:: Exercise ::
In the listing below, identify each line with the word "genach" and return those lines.

(Figure content listings)
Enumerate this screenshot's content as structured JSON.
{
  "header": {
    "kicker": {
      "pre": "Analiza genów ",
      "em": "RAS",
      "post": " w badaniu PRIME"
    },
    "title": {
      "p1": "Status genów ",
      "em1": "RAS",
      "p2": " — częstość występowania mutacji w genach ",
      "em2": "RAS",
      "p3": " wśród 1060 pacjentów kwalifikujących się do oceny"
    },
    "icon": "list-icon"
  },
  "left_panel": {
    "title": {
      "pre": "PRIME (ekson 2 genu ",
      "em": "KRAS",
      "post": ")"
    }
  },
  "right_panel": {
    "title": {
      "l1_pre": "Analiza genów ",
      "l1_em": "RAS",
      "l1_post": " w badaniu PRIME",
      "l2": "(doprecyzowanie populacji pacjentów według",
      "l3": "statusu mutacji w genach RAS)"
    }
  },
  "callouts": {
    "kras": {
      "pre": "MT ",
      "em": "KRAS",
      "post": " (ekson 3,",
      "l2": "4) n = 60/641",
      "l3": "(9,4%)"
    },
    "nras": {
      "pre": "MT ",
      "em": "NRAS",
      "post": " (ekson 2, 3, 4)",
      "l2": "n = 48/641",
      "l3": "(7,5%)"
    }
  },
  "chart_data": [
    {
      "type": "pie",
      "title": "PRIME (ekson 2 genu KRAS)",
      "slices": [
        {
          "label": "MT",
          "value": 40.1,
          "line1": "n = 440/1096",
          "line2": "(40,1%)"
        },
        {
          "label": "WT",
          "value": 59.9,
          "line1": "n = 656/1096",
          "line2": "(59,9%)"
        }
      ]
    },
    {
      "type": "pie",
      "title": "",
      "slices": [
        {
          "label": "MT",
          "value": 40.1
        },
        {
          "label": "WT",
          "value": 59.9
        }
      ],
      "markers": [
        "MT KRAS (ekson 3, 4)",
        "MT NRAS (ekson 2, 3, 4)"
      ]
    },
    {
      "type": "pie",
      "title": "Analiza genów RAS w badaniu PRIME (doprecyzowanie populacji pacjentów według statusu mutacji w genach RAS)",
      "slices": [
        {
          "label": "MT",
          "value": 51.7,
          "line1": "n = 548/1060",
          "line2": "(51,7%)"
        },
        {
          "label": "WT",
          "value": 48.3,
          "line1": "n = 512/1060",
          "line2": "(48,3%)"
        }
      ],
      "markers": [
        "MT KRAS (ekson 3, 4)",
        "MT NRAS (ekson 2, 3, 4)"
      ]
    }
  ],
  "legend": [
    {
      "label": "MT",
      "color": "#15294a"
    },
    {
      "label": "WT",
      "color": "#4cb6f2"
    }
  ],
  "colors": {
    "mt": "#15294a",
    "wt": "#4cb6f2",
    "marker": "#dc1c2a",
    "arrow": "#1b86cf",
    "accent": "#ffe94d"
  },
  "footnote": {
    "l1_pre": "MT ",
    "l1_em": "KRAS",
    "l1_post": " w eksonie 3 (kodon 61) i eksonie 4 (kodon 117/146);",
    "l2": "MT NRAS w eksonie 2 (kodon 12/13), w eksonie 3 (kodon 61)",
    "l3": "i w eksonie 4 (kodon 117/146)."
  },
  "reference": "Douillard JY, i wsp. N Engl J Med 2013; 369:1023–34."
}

:: The reply ::
      "p2": " — częstość występowania mutacji w genach ",
      "l3": "statusu mutacji w genach RAS)"
      "title": "Analiza genów RAS w badaniu PRIME (doprecyzowanie populacji pacjentów według statusu mutacji w genach RAS)",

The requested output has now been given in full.